Report every line in the listing below where the string "title" shows up.

______________________________

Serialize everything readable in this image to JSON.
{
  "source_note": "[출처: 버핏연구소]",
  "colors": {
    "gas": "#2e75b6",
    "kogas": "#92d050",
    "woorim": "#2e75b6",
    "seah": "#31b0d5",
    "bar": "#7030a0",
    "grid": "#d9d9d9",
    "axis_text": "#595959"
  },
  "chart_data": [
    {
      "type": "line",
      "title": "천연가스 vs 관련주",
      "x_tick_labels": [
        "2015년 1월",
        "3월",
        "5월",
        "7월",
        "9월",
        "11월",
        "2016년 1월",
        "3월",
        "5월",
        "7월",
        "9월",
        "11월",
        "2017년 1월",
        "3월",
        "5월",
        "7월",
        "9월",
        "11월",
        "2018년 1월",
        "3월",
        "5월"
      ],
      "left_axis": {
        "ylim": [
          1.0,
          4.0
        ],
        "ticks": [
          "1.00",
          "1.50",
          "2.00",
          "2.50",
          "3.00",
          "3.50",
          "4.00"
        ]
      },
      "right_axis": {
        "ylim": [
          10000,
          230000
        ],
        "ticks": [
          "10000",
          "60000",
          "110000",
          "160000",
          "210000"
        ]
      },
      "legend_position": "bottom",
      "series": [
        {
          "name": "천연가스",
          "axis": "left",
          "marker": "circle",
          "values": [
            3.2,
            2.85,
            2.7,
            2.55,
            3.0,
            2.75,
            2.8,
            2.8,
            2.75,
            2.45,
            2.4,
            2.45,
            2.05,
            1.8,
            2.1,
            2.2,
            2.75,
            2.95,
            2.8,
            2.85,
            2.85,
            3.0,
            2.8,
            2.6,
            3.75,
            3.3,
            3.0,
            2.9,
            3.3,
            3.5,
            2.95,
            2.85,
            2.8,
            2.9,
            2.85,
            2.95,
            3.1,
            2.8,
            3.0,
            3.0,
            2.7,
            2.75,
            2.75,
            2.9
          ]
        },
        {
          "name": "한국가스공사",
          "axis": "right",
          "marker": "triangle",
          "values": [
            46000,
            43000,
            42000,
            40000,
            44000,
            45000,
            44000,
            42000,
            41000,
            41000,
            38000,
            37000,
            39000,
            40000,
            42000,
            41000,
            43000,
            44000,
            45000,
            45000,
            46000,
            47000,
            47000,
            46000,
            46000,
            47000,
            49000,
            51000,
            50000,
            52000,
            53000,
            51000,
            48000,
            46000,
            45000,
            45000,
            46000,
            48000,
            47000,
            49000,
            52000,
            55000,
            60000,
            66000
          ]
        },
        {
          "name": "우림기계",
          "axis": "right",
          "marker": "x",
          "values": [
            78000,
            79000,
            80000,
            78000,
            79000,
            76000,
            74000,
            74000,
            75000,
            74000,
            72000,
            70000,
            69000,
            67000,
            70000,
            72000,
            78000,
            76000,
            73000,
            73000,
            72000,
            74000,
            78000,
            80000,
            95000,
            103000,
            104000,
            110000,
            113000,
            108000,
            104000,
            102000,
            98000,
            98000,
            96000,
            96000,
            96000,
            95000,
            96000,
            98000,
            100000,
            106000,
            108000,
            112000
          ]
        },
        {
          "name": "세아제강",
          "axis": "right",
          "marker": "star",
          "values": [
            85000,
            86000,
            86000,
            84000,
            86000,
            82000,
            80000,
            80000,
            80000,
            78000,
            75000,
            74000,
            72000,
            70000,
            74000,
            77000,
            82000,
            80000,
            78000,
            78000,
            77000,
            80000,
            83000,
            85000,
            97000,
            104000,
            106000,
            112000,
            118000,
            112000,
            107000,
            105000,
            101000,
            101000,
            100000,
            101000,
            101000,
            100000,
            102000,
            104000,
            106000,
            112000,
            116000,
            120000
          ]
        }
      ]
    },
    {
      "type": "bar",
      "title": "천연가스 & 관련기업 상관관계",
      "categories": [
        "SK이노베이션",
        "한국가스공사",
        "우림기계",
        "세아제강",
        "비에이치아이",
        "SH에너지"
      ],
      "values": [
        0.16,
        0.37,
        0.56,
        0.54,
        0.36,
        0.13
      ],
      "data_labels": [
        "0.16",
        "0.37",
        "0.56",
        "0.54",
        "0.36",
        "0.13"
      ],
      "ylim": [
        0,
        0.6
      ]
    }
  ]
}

______________________________

## Answer for the task
      "title": "천연가스 vs 관련주",
      "title": "천연가스 & 관련기업 상관관계",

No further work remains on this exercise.